→ **What you are asked to do**
Search the material for "JSON" and show all lines that contain it.
-- START OF Records provided --
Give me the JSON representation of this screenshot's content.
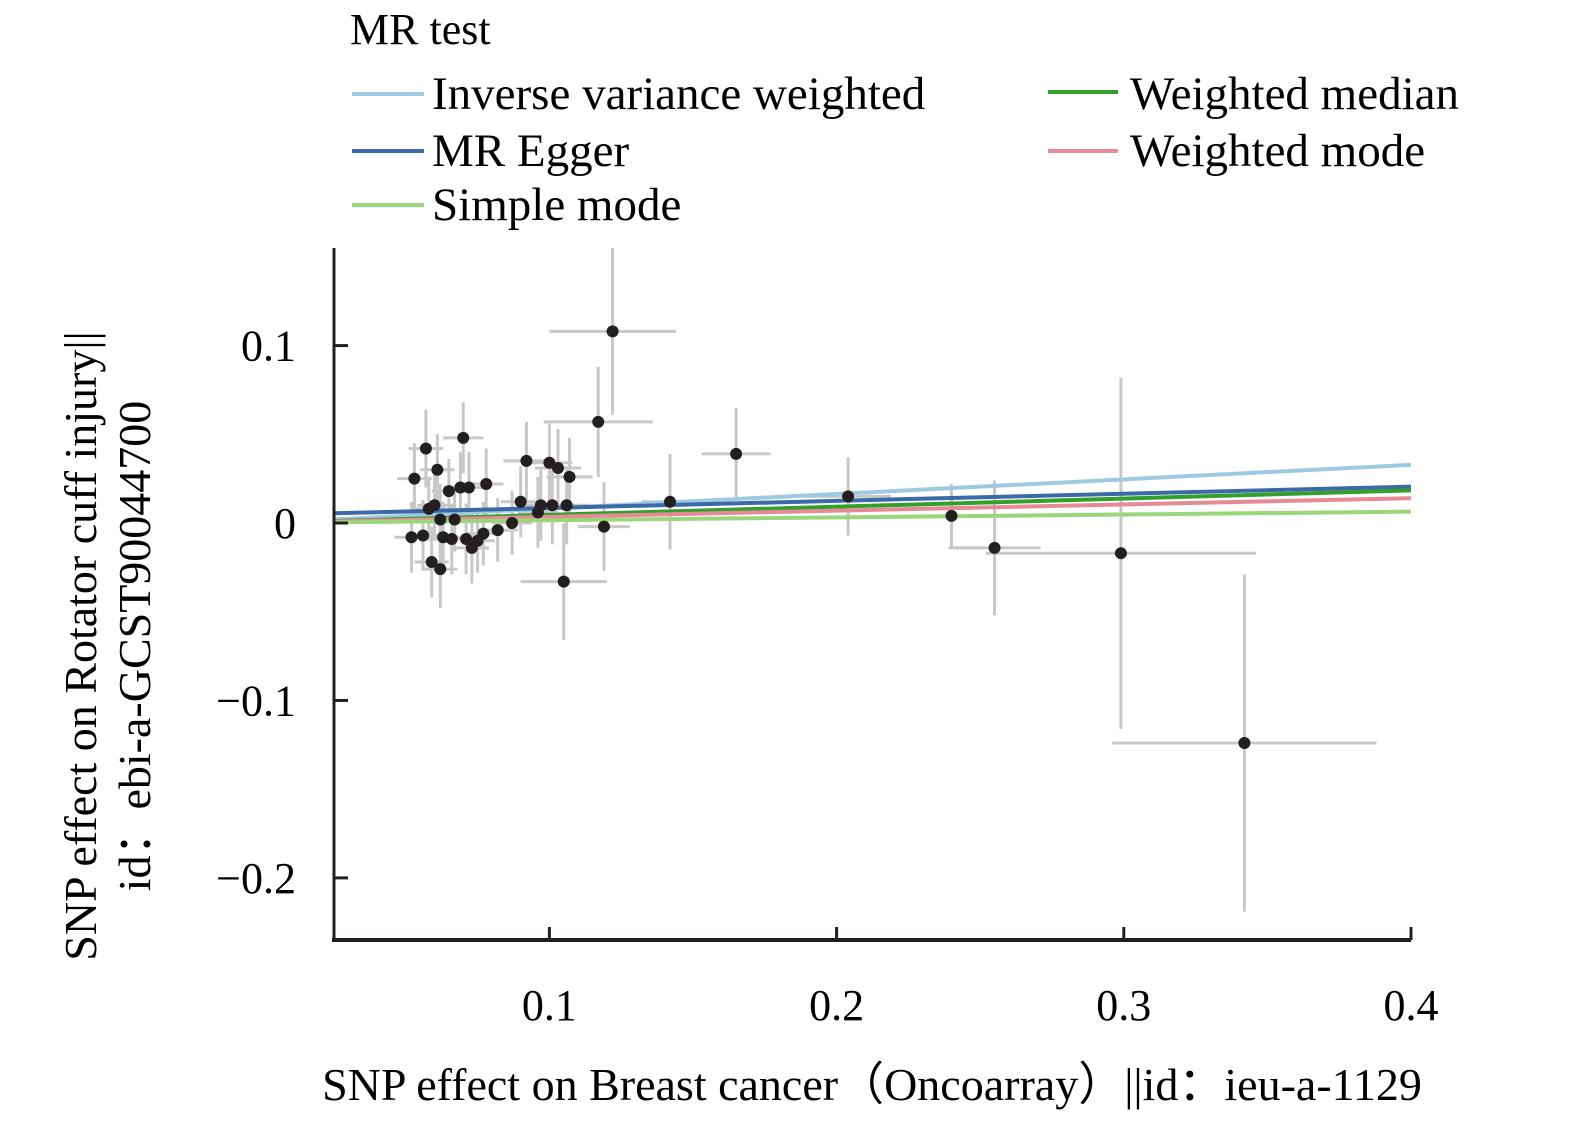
{
  "chart_data": {
    "type": "scatter",
    "title": "",
    "xlabel": "SNP effect on Breast cancer（Oncoarray）||id：ieu-a-1129",
    "ylabel_line1": "SNP effect on Rotator cuff injury||",
    "ylabel_line2": "id：ebi-a-GCST90044700",
    "xlim": [
      0.025,
      0.4
    ],
    "ylim": [
      -0.235,
      0.155
    ],
    "x_ticks": [
      0.1,
      0.2,
      0.3,
      0.4
    ],
    "x_tick_labels": [
      "0.1",
      "0.2",
      "0.3",
      "0.4"
    ],
    "y_ticks": [
      0.1,
      0,
      -0.1,
      -0.2
    ],
    "y_tick_labels": [
      "0.1",
      "0",
      "−0.1",
      "−0.2"
    ],
    "legend": {
      "title": "MR test",
      "placement": "top",
      "entries": [
        {
          "label": "Inverse variance weighted",
          "color": "#9ecae1"
        },
        {
          "label": "Weighted median",
          "color": "#33a02c"
        },
        {
          "label": "MR Egger",
          "color": "#3b6aa8"
        },
        {
          "label": "Weighted mode",
          "color": "#e78a96"
        },
        {
          "label": "Simple mode",
          "color": "#9ad67a"
        }
      ]
    },
    "series_lines": [
      {
        "name": "Inverse variance weighted",
        "color": "#9ecae1",
        "slope": 0.082,
        "intercept": 0
      },
      {
        "name": "MR Egger",
        "color": "#3b6aa8",
        "slope": 0.04,
        "intercept": 0.0045
      },
      {
        "name": "Weighted median",
        "color": "#33a02c",
        "slope": 0.046,
        "intercept": 0
      },
      {
        "name": "Weighted mode",
        "color": "#e78a96",
        "slope": 0.035,
        "intercept": 0
      },
      {
        "name": "Simple mode",
        "color": "#9ad67a",
        "slope": 0.016,
        "intercept": 0
      }
    ],
    "point_color": "#231f20",
    "errorbar_color": "#c8c8c8",
    "points": [
      {
        "x": 0.053,
        "y": 0.025,
        "xe": 0.006,
        "ye": 0.02
      },
      {
        "x": 0.057,
        "y": 0.042,
        "xe": 0.006,
        "ye": 0.022
      },
      {
        "x": 0.061,
        "y": 0.03,
        "xe": 0.006,
        "ye": 0.02
      },
      {
        "x": 0.065,
        "y": 0.018,
        "xe": 0.006,
        "ye": 0.018
      },
      {
        "x": 0.069,
        "y": 0.02,
        "xe": 0.006,
        "ye": 0.02
      },
      {
        "x": 0.07,
        "y": 0.048,
        "xe": 0.007,
        "ye": 0.02
      },
      {
        "x": 0.072,
        "y": 0.02,
        "xe": 0.006,
        "ye": 0.02
      },
      {
        "x": 0.078,
        "y": 0.022,
        "xe": 0.006,
        "ye": 0.02
      },
      {
        "x": 0.058,
        "y": 0.008,
        "xe": 0.006,
        "ye": 0.018
      },
      {
        "x": 0.06,
        "y": 0.01,
        "xe": 0.006,
        "ye": 0.02
      },
      {
        "x": 0.062,
        "y": 0.002,
        "xe": 0.006,
        "ye": 0.02
      },
      {
        "x": 0.067,
        "y": 0.002,
        "xe": 0.006,
        "ye": 0.018
      },
      {
        "x": 0.052,
        "y": -0.008,
        "xe": 0.006,
        "ye": 0.02
      },
      {
        "x": 0.056,
        "y": -0.007,
        "xe": 0.006,
        "ye": 0.02
      },
      {
        "x": 0.059,
        "y": -0.022,
        "xe": 0.006,
        "ye": 0.02
      },
      {
        "x": 0.062,
        "y": -0.026,
        "xe": 0.006,
        "ye": 0.022
      },
      {
        "x": 0.063,
        "y": -0.008,
        "xe": 0.006,
        "ye": 0.02
      },
      {
        "x": 0.066,
        "y": -0.009,
        "xe": 0.006,
        "ye": 0.02
      },
      {
        "x": 0.071,
        "y": -0.009,
        "xe": 0.006,
        "ye": 0.02
      },
      {
        "x": 0.073,
        "y": -0.014,
        "xe": 0.006,
        "ye": 0.02
      },
      {
        "x": 0.075,
        "y": -0.01,
        "xe": 0.006,
        "ye": 0.018
      },
      {
        "x": 0.077,
        "y": -0.006,
        "xe": 0.006,
        "ye": 0.018
      },
      {
        "x": 0.082,
        "y": -0.004,
        "xe": 0.007,
        "ye": 0.018
      },
      {
        "x": 0.087,
        "y": 0.0,
        "xe": 0.007,
        "ye": 0.018
      },
      {
        "x": 0.09,
        "y": 0.012,
        "xe": 0.007,
        "ye": 0.02
      },
      {
        "x": 0.092,
        "y": 0.035,
        "xe": 0.008,
        "ye": 0.022
      },
      {
        "x": 0.096,
        "y": 0.006,
        "xe": 0.007,
        "ye": 0.02
      },
      {
        "x": 0.097,
        "y": 0.01,
        "xe": 0.007,
        "ye": 0.02
      },
      {
        "x": 0.1,
        "y": 0.034,
        "xe": 0.008,
        "ye": 0.022
      },
      {
        "x": 0.101,
        "y": 0.01,
        "xe": 0.008,
        "ye": 0.022
      },
      {
        "x": 0.103,
        "y": 0.031,
        "xe": 0.008,
        "ye": 0.022
      },
      {
        "x": 0.106,
        "y": 0.01,
        "xe": 0.008,
        "ye": 0.022
      },
      {
        "x": 0.107,
        "y": 0.026,
        "xe": 0.008,
        "ye": 0.022
      },
      {
        "x": 0.105,
        "y": -0.033,
        "xe": 0.015,
        "ye": 0.033
      },
      {
        "x": 0.117,
        "y": 0.057,
        "xe": 0.019,
        "ye": 0.031
      },
      {
        "x": 0.119,
        "y": -0.002,
        "xe": 0.009,
        "ye": 0.025
      },
      {
        "x": 0.122,
        "y": 0.108,
        "xe": 0.022,
        "ye": 0.047
      },
      {
        "x": 0.142,
        "y": 0.012,
        "xe": 0.01,
        "ye": 0.027
      },
      {
        "x": 0.165,
        "y": 0.039,
        "xe": 0.012,
        "ye": 0.026
      },
      {
        "x": 0.204,
        "y": 0.015,
        "xe": 0.015,
        "ye": 0.022
      },
      {
        "x": 0.24,
        "y": 0.004,
        "xe": 0.012,
        "ye": 0.018
      },
      {
        "x": 0.255,
        "y": -0.014,
        "xe": 0.016,
        "ye": 0.038
      },
      {
        "x": 0.299,
        "y": -0.017,
        "xe": 0.047,
        "ye": 0.099
      },
      {
        "x": 0.342,
        "y": -0.124,
        "xe": 0.046,
        "ye": 0.095
      }
    ]
  }
}
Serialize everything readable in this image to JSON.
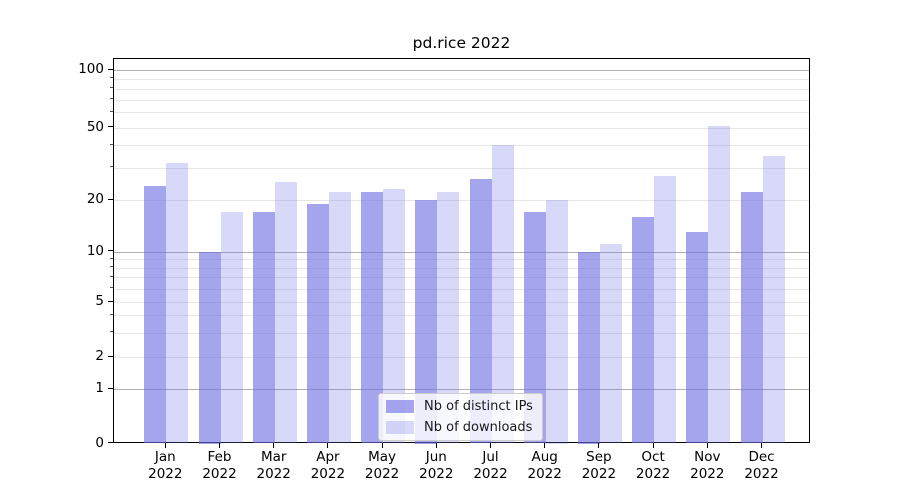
{
  "title": "pd.rice 2022",
  "chart_data": {
    "type": "bar",
    "title": "pd.rice 2022",
    "categories": [
      "Jan 2022",
      "Feb 2022",
      "Mar 2022",
      "Apr 2022",
      "May 2022",
      "Jun 2022",
      "Jul 2022",
      "Aug 2022",
      "Sep 2022",
      "Oct 2022",
      "Nov 2022",
      "Dec 2022"
    ],
    "x_tick_months": [
      "Jan",
      "Feb",
      "Mar",
      "Apr",
      "May",
      "Jun",
      "Jul",
      "Aug",
      "Sep",
      "Oct",
      "Nov",
      "Dec"
    ],
    "x_tick_year": "2022",
    "series": [
      {
        "name": "Nb of distinct IPs",
        "color": "rgba(110,110,228,0.62)",
        "values": [
          24,
          10,
          17,
          19,
          22,
          20,
          26,
          17,
          10,
          16,
          13,
          22
        ]
      },
      {
        "name": "Nb of downloads",
        "color": "rgba(110,110,228,0.27)",
        "values": [
          32,
          17,
          25,
          22,
          23,
          22,
          40,
          20,
          11,
          27,
          51,
          35
        ]
      }
    ],
    "yscale": "symlog",
    "yticks": [
      0,
      1,
      2,
      5,
      10,
      20,
      50,
      100
    ],
    "yticks_decade": [
      1,
      10,
      100
    ],
    "minor_yticks": [
      3,
      4,
      6,
      7,
      8,
      9,
      30,
      40,
      60,
      70,
      80,
      90
    ],
    "ylim": [
      0,
      116
    ],
    "grid": true,
    "legend_position": "lower center"
  },
  "colors": {
    "bar_base": "#6e6ee4",
    "grid_major": "#b0b0b0",
    "grid_minor": "#e7e7e7",
    "spine": "#000000",
    "background": "#ffffff"
  }
}
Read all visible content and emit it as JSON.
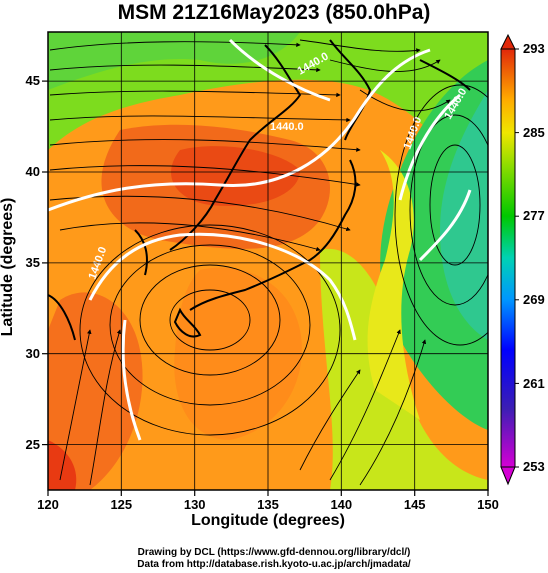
{
  "title": "MSM 21Z16May2023 (850.0hPa)",
  "axes": {
    "xlabel": "Longitude (degrees)",
    "ylabel": "Latitude  (degrees)",
    "xlim": [
      120,
      150
    ],
    "ylim": [
      22.4,
      47.6
    ],
    "xticks": [
      "120",
      "125",
      "130",
      "135",
      "140",
      "145",
      "150"
    ],
    "yticks": [
      "25",
      "30",
      "35",
      "40",
      "45"
    ]
  },
  "colorbar": {
    "labels": [
      "293",
      "285",
      "277",
      "269",
      "261",
      "253"
    ],
    "min": 253,
    "max": 293
  },
  "contour_labels": [
    "1440.0",
    "1440.0",
    "1440.0",
    "1440.0",
    "1440.0"
  ],
  "credits": {
    "line1": "Drawing by DCL (https://www.gfd-dennou.org/library/dcl/)",
    "line2": "Data from http://database.rish.kyoto-u.ac.jp/arch/jmadata/"
  }
}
-- END OF Records provided --
→ **Correct output**
Give me the JSON representation of this screenshot's content.
Serialize everything readable in this image to JSON.
Read all visible content and emit it as JSON.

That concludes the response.